• _Given task_: Filter these entries so that only lines with the word "Benefit" remain.

** Start Available data **

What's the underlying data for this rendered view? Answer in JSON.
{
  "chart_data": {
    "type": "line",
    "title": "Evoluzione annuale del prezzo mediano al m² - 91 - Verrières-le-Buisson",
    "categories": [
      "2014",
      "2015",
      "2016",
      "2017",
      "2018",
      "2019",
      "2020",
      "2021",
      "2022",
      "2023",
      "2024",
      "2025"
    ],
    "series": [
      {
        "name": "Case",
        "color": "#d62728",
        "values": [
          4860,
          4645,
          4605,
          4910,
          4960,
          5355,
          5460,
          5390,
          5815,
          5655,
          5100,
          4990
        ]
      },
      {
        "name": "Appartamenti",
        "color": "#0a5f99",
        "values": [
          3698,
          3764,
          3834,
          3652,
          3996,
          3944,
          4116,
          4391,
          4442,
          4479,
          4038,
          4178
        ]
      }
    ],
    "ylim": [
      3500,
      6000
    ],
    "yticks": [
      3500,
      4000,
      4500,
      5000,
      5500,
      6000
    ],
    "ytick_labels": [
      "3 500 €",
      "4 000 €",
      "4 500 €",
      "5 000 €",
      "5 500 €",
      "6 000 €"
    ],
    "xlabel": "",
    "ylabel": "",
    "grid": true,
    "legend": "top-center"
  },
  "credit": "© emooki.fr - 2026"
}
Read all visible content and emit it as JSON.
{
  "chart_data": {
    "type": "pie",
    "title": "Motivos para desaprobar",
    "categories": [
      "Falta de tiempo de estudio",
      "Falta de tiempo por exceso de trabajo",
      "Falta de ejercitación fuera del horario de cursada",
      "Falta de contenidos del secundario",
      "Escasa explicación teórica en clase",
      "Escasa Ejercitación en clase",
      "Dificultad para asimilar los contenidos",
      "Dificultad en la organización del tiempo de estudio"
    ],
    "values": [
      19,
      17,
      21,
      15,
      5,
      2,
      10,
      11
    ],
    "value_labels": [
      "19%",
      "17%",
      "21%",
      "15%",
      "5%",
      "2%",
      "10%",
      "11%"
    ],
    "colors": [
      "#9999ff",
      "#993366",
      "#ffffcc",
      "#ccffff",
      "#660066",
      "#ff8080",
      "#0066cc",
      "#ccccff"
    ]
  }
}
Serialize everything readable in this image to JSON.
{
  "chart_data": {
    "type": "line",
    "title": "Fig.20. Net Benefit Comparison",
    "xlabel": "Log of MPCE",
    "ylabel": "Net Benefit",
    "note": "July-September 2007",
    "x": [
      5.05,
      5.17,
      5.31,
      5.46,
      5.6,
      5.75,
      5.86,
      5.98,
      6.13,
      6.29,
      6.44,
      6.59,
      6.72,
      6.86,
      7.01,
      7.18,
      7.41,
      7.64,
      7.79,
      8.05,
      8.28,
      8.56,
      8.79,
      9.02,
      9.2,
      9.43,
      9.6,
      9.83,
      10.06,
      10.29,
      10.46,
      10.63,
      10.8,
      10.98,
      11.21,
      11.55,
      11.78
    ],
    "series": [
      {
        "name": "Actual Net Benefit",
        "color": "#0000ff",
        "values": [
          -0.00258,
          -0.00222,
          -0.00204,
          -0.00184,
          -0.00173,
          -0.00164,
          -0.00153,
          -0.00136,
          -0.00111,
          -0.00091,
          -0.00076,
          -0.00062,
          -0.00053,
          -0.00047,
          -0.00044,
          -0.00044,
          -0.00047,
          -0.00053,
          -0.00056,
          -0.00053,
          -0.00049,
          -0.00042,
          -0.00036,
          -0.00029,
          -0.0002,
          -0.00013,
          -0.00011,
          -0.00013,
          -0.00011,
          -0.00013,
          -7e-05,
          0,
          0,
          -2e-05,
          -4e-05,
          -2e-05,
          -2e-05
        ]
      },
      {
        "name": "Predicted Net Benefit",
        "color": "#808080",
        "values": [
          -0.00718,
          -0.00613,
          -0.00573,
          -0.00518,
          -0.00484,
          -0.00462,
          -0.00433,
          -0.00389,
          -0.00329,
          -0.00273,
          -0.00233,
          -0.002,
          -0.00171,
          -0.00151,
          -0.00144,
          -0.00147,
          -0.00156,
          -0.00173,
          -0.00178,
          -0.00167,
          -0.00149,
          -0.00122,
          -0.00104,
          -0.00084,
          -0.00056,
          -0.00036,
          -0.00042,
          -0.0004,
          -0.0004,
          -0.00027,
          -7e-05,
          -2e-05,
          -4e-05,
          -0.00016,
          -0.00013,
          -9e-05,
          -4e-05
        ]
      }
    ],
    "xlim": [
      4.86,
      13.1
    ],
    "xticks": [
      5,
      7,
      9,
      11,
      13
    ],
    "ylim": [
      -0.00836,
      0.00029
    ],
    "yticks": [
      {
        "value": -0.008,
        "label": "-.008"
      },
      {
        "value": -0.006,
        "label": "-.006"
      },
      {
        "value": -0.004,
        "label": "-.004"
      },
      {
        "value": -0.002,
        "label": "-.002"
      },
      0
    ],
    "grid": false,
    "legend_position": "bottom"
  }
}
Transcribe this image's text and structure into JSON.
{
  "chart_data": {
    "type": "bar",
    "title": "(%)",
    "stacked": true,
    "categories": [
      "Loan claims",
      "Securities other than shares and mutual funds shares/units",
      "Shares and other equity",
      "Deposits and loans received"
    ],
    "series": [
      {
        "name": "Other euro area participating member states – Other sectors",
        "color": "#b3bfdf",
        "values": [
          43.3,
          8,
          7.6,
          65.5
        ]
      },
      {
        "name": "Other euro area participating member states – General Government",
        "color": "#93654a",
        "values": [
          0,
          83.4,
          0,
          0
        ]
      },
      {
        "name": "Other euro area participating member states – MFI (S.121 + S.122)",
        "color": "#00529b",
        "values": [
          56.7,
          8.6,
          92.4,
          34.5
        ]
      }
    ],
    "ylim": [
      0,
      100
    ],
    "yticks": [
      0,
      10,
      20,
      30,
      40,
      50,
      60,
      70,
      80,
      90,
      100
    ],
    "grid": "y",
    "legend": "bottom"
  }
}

** End Available data **

• _Answer to the task_:
    "title": "Fig.20. Net Benefit Comparison",
    "ylabel": "Net Benefit",
        "name": "Actual Net Benefit",
        "name": "Predicted Net Benefit",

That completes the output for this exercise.